**Text block:**
▶

Few days later, Ran's condition worsens, and Ren allows her sister to feed on his blood. Amakatsu, the deputy chief of the SPP, reaching his decision, orders his men to kill off the villagers that night, accusing all of them as monsters. During the conflict, Ran, who is now a full Elder Bairn in human form, kills all of the police force, including Amakatsu with a katana. Saya arrives and pleads Ran to regain her senses, but the two faces off with each other, and she ends up killing Ran. While grieving his dead sister, Ren slowly transitions into an Elder Bairn, as the blood within him boils within him. He pleads Saya to kill him during his transition, and she does. As both Saya and Tadayoshi are about to leave, she expresses her regrets to him that she couldn't save all of the villagers.

Moments later, at the hospital, one of the doctors, Mokuren, reveals to her colleague that she has been experimenting with her patients for six years by turning them into Elder Bairns, but they all died shortly after. However, Ran, one of her patient, was a successful test subject as she completed her transformation into a humanoid Elder Bairn. Moments later, Fumito Nanahara arrives on a boat with Yūka Amino and few of his men to burn the village to the ground, erasing any trace of evidence of the events and escapes. As the fire consumes the village, Ran rises from the dead with a stone cold look in her eyes.

==Cast==

- Kaede Aono as Ran, a village girl who is hospitalized, due to her rare-blood disease. The character was first introduced in The Last Mind stage play. When returning to her role as Ran, Aono was surprised that her character was the main lead, opposed to Saya, who have been the main lead in every entry in the Blood franchise.
- Ryūnosuke Matsumura as Ren, a village boy and Ran's brother.
- Kanon Miyahara as Saya Kisaragi, a humanoid Elder Bairn girl in a sailor-suited school uniform that hunts her own kin. The character was first introduced in the anime series.
- Eiji Takigawa as Tadayoshi Kisaragi, Saya's mentor. The character was first introduced in the anime series.

◀

**Record excerpts:**

▶

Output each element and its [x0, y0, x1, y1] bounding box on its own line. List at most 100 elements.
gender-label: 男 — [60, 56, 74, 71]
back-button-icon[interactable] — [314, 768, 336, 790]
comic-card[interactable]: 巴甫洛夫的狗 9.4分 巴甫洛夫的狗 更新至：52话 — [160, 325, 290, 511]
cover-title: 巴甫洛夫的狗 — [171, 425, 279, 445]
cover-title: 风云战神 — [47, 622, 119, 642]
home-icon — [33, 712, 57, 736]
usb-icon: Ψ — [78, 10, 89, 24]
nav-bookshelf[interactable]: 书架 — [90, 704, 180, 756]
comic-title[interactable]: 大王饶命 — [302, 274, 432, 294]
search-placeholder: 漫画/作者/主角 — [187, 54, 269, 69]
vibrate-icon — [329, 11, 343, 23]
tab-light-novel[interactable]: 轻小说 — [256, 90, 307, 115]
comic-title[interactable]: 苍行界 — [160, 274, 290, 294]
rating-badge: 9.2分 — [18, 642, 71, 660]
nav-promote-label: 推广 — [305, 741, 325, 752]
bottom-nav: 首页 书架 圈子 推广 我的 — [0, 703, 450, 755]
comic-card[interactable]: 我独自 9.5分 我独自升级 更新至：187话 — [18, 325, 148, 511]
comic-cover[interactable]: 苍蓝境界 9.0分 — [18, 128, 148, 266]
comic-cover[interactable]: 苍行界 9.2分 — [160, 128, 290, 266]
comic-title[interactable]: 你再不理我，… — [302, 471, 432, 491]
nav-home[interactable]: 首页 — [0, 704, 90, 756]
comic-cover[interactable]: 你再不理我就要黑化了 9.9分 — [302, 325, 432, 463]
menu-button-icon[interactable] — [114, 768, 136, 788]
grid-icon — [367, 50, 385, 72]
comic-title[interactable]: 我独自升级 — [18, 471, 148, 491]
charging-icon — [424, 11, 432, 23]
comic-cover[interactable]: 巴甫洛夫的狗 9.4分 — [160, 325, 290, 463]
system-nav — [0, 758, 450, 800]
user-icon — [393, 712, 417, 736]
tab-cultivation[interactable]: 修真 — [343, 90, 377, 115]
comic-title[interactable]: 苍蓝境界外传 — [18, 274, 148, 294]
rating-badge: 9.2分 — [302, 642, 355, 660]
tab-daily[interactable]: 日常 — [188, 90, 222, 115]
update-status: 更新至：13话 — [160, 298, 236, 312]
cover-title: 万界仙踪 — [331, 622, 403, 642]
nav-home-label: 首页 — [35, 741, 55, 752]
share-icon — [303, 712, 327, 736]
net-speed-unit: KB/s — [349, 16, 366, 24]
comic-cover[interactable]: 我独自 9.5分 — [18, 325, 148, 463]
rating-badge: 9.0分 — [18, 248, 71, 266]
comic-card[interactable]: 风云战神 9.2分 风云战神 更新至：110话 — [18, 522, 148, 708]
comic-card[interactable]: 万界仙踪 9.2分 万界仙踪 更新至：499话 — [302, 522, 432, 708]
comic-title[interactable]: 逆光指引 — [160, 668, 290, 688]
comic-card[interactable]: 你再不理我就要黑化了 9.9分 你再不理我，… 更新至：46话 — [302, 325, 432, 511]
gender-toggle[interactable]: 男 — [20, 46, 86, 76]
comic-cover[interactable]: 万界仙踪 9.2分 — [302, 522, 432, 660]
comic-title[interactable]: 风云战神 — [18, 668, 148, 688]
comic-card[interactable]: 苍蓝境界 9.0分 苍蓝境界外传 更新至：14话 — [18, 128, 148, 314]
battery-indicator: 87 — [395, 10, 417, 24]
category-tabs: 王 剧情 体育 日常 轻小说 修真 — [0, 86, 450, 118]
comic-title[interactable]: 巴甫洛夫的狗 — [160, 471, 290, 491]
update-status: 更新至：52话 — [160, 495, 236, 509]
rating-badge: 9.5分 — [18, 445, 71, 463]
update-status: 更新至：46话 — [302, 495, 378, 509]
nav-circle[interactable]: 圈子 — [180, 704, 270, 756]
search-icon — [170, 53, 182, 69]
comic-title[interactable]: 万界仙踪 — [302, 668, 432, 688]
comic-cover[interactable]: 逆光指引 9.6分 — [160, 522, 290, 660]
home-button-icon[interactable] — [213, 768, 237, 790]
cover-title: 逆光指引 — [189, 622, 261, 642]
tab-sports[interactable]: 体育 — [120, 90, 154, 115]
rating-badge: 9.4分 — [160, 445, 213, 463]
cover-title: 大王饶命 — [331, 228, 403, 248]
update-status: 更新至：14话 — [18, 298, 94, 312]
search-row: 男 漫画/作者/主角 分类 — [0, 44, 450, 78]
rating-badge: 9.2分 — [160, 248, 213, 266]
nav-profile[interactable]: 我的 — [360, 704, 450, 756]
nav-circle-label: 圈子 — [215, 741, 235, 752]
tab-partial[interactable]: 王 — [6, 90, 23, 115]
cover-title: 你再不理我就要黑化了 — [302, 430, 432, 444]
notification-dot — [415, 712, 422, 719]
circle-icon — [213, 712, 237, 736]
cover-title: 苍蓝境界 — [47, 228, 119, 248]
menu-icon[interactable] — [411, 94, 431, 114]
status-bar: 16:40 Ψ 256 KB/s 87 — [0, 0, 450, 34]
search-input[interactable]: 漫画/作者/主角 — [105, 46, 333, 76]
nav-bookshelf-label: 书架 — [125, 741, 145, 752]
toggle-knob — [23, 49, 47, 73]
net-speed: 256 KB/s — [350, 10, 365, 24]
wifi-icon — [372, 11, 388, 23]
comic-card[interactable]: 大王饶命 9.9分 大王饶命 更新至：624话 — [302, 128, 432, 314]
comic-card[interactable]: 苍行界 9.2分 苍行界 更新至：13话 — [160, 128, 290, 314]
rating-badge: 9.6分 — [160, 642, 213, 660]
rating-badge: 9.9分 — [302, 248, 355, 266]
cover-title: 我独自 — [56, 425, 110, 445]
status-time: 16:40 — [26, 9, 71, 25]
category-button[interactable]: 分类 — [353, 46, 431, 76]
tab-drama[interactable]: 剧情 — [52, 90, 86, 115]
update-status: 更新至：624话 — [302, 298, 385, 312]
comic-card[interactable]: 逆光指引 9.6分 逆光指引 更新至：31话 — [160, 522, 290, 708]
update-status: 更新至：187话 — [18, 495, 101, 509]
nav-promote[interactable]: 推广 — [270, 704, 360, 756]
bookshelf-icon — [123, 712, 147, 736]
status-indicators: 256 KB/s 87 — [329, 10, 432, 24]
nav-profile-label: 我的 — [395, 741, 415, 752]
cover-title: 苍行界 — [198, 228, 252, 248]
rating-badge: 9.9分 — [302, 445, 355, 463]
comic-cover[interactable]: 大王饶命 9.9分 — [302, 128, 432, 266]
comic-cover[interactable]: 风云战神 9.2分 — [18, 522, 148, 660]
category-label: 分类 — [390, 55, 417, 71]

◀

**What you will do:**
a: Decide whether each statement agrees with the plot summary. Answer yes or no for each, and quote the words of the summary that settle it.
(i) Amakatsu is the deputy chief of the SPP.
(ii) Mokuren had been experimenting with her patients for ten years.
(iii) Saya kills Ren during his transition at his request.
b: In the plot summary, rewrite the paragraph beginning "Moments later, at the hospital" as a bulleted list, keeping its main facts.
c: Translate this sentence from the plot summary into Spanish: "As the fire consumes the village, Ran rises from the dead with a stone cold look in her eyes."

**Answers to this exercise:**
a:
(i) Yes: "Amakatsu, the deputy chief of the SPP"
(ii) No: "she has been experimenting with her patients for six years"
(iii) Yes: "He pleads Saya to kill him during his transition, and she does."

b:
- At the hospital, Mokuren, one of the doctors, tells a colleague that she has spent six years experimenting on her patients by turning them into Elder Bairns.
- All of those patients died shortly afterward.
- Ran, one of her patients, was a successful test subject and completed her transformation into a humanoid Elder Bairn.
- Fumito Nanahara arrives by boat with Yūka Amino and a few of his men.
- They burn the village to the ground to erase any evidence of the events, and then they escape.
- As the fire consumes the village, Ran rises from the dead with a stone-cold look in her eyes.

c: Mientras el fuego consume la aldea, Ran se levanta de entre los muertos con una mirada gélida en los ojos.